**To be done:**
Beneath this task is a listing; retype all of it exactly.
※ ※ ※
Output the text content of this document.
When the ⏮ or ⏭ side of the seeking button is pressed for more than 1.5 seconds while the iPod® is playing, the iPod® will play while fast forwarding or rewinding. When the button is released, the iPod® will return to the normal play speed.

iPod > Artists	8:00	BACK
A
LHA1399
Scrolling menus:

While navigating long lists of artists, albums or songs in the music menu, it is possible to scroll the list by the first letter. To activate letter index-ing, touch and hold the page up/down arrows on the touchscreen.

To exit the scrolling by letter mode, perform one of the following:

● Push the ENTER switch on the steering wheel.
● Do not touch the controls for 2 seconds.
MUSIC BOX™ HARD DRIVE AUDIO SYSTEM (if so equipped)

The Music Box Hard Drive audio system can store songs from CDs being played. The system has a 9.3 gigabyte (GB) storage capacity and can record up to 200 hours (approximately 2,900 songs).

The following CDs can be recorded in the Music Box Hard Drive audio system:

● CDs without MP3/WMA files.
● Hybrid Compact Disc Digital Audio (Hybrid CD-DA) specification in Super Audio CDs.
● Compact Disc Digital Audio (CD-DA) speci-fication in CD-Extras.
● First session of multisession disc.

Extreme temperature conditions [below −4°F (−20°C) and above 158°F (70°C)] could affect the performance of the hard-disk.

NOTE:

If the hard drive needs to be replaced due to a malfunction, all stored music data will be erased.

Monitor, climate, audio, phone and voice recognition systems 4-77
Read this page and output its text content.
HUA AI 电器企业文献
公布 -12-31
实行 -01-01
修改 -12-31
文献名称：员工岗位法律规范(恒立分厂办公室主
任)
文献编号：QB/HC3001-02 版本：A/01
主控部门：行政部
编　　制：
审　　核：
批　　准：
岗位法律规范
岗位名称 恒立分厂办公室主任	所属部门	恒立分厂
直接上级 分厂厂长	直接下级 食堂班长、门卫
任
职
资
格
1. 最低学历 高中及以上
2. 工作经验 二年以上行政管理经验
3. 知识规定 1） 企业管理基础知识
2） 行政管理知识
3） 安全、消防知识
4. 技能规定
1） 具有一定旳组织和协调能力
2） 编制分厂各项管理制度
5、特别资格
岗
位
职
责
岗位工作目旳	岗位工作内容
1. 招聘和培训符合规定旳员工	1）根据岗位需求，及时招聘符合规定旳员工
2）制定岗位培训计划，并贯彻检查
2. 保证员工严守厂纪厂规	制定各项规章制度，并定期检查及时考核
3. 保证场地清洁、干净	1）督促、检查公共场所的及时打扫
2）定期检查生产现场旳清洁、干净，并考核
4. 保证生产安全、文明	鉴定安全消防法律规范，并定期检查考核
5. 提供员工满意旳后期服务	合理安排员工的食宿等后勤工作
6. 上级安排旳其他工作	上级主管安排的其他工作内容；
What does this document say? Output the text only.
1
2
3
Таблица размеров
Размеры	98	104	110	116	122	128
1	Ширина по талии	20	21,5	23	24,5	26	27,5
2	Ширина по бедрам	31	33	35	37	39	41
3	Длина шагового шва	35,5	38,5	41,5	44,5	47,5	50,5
※ ※ ※
**Full response:**
Output the text content of this document.
When the ⏮ or ⏭ side of the seeking button is pressed for more than 1.5 seconds while the iPod® is playing, the iPod® will play while fast forwarding or rewinding. When the button is released, the iPod® will return to the normal play speed.

iPod > Artists	8:00	BACK
A
LHA1399
Scrolling menus:

While navigating long lists of artists, albums or songs in the music menu, it is possible to scroll the list by the first letter. To activate letter index-ing, touch and hold the page up/down arrows on the touchscreen.

To exit the scrolling by letter mode, perform one of the following:

● Push the ENTER switch on the steering wheel.
● Do not touch the controls for 2 seconds.
MUSIC BOX™ HARD DRIVE AUDIO SYSTEM (if so equipped)

The Music Box Hard Drive audio system can store songs from CDs being played. The system has a 9.3 gigabyte (GB) storage capacity and can record up to 200 hours (approximately 2,900 songs).

The following CDs can be recorded in the Music Box Hard Drive audio system:

● CDs without MP3/WMA files.
● Hybrid Compact Disc Digital Audio (Hybrid CD-DA) specification in Super Audio CDs.
● Compact Disc Digital Audio (CD-DA) speci-fication in CD-Extras.
● First session of multisession disc.

Extreme temperature conditions [below −4°F (−20°C) and above 158°F (70°C)] could affect the performance of the hard-disk.

NOTE:

If the hard drive needs to be replaced due to a malfunction, all stored music data will be erased.

Monitor, climate, audio, phone and voice recognition systems 4-77
Read this page and output its text content.
HUA AI 电器企业文献
公布 -12-31
实行 -01-01
修改 -12-31
文献名称：员工岗位法律规范(恒立分厂办公室主
任)
文献编号：QB/HC3001-02 版本：A/01
主控部门：行政部
编　　制：
审　　核：
批　　准：
岗位法律规范
岗位名称 恒立分厂办公室主任	所属部门	恒立分厂
直接上级 分厂厂长	直接下级 食堂班长、门卫
任
职
资
格
1. 最低学历 高中及以上
2. 工作经验 二年以上行政管理经验
3. 知识规定 1） 企业管理基础知识
2） 行政管理知识
3） 安全、消防知识
4. 技能规定
1） 具有一定旳组织和协调能力
2） 编制分厂各项管理制度
5、特别资格
岗
位
职
责
岗位工作目旳	岗位工作内容
1. 招聘和培训符合规定旳员工	1）根据岗位需求，及时招聘符合规定旳员工
2）制定岗位培训计划，并贯彻检查
2. 保证员工严守厂纪厂规	制定各项规章制度，并定期检查及时考核
3. 保证场地清洁、干净	1）督促、检查公共场所的及时打扫
2）定期检查生产现场旳清洁、干净，并考核
4. 保证生产安全、文明	鉴定安全消防法律规范，并定期检查考核
5. 提供员工满意旳后期服务	合理安排员工的食宿等后勤工作
6. 上级安排旳其他工作	上级主管安排的其他工作内容；
What does this document say? Output the text only.
1
2
3
Таблица размеров
Размеры	98	104	110	116	122	128
1	Ширина по талии	20	21,5	23	24,5	26	27,5
2	Ширина по бедрам	31	33	35	37	39	41
3	Длина шагового шва	35,5	38,5	41,5	44,5	47,5	50,5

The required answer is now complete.